[Data records]
#####
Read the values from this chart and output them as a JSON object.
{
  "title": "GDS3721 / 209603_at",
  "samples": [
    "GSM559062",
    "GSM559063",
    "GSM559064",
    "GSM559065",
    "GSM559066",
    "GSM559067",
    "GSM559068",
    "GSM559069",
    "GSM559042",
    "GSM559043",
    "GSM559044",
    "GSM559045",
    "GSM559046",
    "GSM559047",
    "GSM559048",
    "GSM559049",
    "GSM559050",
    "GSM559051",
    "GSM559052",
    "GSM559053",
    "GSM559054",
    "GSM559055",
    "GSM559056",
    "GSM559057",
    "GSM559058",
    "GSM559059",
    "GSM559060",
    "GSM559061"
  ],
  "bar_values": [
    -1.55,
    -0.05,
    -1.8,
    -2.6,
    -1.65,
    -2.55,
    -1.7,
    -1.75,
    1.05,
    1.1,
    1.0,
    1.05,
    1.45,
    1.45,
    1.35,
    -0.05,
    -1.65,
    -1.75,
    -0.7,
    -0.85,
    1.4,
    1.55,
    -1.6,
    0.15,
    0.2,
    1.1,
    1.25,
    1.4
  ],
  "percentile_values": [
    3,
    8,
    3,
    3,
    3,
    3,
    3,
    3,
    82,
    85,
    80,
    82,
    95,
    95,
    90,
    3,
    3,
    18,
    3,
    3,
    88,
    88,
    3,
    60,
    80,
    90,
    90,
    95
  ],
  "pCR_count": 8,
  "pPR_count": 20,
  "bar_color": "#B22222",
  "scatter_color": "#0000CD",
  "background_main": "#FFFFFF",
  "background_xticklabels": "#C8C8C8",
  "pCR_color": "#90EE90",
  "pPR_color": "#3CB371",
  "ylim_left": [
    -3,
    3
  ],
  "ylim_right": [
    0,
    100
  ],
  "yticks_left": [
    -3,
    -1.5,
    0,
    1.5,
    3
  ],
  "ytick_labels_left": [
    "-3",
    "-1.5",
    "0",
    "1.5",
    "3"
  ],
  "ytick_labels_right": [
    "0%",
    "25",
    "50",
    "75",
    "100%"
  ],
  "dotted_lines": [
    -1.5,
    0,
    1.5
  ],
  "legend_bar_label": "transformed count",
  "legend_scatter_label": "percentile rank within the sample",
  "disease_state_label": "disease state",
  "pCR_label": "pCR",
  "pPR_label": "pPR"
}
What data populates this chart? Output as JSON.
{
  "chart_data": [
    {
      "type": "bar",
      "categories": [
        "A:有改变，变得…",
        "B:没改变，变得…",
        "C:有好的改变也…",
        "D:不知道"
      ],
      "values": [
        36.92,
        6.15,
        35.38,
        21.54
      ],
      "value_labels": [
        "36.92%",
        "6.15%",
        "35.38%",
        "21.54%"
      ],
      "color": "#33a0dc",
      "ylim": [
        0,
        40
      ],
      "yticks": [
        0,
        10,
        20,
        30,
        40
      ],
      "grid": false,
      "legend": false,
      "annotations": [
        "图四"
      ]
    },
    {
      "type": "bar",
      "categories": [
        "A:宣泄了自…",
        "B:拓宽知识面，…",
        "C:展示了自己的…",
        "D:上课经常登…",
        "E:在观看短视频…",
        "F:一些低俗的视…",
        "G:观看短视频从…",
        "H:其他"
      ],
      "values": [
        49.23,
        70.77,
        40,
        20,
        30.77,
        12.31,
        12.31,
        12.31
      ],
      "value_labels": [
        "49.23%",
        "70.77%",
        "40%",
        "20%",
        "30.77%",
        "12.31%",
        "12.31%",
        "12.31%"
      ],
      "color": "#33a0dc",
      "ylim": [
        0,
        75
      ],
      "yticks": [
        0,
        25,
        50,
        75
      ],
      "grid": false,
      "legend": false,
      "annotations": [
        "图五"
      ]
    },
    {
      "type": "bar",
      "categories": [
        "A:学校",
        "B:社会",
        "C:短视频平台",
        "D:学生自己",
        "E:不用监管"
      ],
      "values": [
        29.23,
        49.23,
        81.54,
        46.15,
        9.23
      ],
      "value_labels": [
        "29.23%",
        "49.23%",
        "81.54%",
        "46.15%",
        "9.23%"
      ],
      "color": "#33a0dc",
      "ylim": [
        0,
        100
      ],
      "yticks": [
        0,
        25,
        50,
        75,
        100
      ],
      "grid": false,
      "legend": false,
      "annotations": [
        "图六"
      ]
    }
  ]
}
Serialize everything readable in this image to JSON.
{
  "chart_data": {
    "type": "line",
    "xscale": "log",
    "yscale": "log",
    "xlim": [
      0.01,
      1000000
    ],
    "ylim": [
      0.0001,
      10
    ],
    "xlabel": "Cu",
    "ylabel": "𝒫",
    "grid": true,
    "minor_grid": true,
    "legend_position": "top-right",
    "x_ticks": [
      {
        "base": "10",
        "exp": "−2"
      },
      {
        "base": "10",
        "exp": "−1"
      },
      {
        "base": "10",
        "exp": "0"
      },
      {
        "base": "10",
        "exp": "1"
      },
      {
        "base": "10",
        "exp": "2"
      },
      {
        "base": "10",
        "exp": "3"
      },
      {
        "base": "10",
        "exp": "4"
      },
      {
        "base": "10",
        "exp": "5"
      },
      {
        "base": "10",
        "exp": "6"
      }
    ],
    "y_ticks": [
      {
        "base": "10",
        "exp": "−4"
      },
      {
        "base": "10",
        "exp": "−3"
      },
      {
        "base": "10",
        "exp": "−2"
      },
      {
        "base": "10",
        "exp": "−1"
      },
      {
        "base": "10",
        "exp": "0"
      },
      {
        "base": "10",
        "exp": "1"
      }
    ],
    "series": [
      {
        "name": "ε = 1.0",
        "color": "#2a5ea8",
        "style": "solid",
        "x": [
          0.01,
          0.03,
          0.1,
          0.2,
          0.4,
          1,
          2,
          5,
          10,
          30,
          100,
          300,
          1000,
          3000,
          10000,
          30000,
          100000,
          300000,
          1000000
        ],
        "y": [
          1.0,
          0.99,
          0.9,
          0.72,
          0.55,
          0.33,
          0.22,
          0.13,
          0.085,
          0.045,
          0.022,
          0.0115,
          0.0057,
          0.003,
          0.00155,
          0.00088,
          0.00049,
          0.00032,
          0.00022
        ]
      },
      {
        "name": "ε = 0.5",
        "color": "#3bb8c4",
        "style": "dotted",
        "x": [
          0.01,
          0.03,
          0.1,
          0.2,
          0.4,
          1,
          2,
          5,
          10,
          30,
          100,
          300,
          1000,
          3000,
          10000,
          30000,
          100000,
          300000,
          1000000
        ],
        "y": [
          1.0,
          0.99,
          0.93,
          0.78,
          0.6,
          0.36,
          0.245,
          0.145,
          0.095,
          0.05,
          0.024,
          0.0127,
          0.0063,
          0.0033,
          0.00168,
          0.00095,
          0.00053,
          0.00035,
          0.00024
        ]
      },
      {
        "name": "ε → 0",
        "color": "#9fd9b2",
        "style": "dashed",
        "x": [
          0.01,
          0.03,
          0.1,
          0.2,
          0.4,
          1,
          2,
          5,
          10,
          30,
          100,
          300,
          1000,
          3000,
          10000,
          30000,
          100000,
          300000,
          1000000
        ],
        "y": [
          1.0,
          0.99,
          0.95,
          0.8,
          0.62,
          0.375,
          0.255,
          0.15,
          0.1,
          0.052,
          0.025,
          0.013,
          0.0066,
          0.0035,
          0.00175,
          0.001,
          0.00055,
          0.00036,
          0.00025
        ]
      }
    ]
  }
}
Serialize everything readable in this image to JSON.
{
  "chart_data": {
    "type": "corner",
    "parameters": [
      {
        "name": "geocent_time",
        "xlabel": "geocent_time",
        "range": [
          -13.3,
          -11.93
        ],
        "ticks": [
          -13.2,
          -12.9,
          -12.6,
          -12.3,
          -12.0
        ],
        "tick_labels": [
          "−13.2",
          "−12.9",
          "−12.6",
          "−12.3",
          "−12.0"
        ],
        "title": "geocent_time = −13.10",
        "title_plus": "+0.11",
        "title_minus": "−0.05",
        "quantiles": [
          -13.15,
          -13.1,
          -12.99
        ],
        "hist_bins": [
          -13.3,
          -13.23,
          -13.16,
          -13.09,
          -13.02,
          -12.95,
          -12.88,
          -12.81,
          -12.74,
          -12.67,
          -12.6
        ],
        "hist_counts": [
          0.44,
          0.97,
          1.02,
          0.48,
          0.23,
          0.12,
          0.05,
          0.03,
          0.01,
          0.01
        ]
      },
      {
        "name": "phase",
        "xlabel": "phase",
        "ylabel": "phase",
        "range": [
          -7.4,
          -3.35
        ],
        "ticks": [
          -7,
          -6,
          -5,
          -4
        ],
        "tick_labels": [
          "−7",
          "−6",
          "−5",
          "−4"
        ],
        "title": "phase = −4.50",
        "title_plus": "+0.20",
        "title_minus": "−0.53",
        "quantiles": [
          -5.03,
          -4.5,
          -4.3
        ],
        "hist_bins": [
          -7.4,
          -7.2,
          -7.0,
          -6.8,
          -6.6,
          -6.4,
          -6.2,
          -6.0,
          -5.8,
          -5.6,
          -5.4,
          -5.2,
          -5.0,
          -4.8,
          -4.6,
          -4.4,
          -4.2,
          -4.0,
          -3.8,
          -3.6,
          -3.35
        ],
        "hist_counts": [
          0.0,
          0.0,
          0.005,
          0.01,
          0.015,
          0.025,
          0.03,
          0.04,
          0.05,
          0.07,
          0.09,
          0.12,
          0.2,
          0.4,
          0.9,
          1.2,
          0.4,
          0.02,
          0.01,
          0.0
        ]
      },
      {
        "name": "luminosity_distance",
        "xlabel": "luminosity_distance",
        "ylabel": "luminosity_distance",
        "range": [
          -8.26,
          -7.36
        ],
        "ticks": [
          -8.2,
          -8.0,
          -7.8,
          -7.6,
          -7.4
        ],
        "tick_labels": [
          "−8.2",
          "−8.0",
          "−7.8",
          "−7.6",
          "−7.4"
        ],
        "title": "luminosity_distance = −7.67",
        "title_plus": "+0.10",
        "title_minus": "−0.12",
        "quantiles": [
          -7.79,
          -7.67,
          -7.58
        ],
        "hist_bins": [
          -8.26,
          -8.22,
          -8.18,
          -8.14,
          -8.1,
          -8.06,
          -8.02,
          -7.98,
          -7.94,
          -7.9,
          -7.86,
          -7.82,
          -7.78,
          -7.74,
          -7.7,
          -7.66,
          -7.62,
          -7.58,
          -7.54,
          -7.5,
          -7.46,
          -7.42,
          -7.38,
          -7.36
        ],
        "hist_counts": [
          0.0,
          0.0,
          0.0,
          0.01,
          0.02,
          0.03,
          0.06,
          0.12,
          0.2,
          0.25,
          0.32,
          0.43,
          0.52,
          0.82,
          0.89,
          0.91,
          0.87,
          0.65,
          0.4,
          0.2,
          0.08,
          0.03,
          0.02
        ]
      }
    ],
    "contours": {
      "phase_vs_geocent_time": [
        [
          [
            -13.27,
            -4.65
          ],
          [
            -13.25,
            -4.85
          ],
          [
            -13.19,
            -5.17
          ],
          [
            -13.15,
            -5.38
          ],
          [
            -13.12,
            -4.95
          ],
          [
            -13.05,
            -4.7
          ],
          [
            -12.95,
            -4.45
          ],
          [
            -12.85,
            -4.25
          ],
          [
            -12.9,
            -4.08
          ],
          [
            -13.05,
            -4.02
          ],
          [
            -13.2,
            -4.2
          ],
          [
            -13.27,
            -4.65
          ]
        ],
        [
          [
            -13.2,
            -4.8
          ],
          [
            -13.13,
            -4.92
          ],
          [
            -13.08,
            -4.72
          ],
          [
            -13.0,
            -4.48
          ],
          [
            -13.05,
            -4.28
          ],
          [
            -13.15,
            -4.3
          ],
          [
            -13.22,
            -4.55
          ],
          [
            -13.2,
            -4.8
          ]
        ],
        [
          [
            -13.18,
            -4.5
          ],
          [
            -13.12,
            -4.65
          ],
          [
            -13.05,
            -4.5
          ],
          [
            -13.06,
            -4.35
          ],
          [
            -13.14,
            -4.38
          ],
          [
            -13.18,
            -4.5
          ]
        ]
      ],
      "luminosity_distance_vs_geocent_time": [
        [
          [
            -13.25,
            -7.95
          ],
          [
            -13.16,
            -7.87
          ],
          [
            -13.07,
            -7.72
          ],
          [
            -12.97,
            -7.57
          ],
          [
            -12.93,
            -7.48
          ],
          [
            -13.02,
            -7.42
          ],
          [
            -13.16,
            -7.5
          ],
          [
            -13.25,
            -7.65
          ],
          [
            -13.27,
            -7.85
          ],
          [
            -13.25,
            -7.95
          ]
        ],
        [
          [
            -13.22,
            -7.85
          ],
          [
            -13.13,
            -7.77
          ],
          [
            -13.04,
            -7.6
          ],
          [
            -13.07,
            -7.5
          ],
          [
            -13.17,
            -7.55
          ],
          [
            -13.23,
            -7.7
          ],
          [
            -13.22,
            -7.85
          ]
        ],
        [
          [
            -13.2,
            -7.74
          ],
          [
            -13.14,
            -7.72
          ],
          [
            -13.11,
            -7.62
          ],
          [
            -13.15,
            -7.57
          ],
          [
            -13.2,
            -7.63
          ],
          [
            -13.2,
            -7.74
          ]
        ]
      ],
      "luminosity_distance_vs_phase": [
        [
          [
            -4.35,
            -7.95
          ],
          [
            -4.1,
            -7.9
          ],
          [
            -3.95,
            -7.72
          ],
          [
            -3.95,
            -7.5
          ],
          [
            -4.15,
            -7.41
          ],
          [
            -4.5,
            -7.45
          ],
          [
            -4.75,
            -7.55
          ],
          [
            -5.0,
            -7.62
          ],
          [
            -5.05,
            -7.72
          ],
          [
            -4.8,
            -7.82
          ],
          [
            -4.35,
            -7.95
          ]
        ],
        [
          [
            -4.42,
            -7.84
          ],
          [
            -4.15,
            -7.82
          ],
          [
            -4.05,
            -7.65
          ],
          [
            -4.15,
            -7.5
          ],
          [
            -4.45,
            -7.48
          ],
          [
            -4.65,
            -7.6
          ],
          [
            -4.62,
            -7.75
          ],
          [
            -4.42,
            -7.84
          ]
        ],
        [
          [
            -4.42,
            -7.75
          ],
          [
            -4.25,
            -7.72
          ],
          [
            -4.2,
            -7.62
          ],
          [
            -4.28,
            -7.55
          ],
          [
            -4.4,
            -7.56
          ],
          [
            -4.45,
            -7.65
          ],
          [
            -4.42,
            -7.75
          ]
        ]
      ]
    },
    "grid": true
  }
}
#####
Copy each line above containing the string "style".

REPLY:
        "style": "solid",
        "style": "dotted",
        "style": "dashed",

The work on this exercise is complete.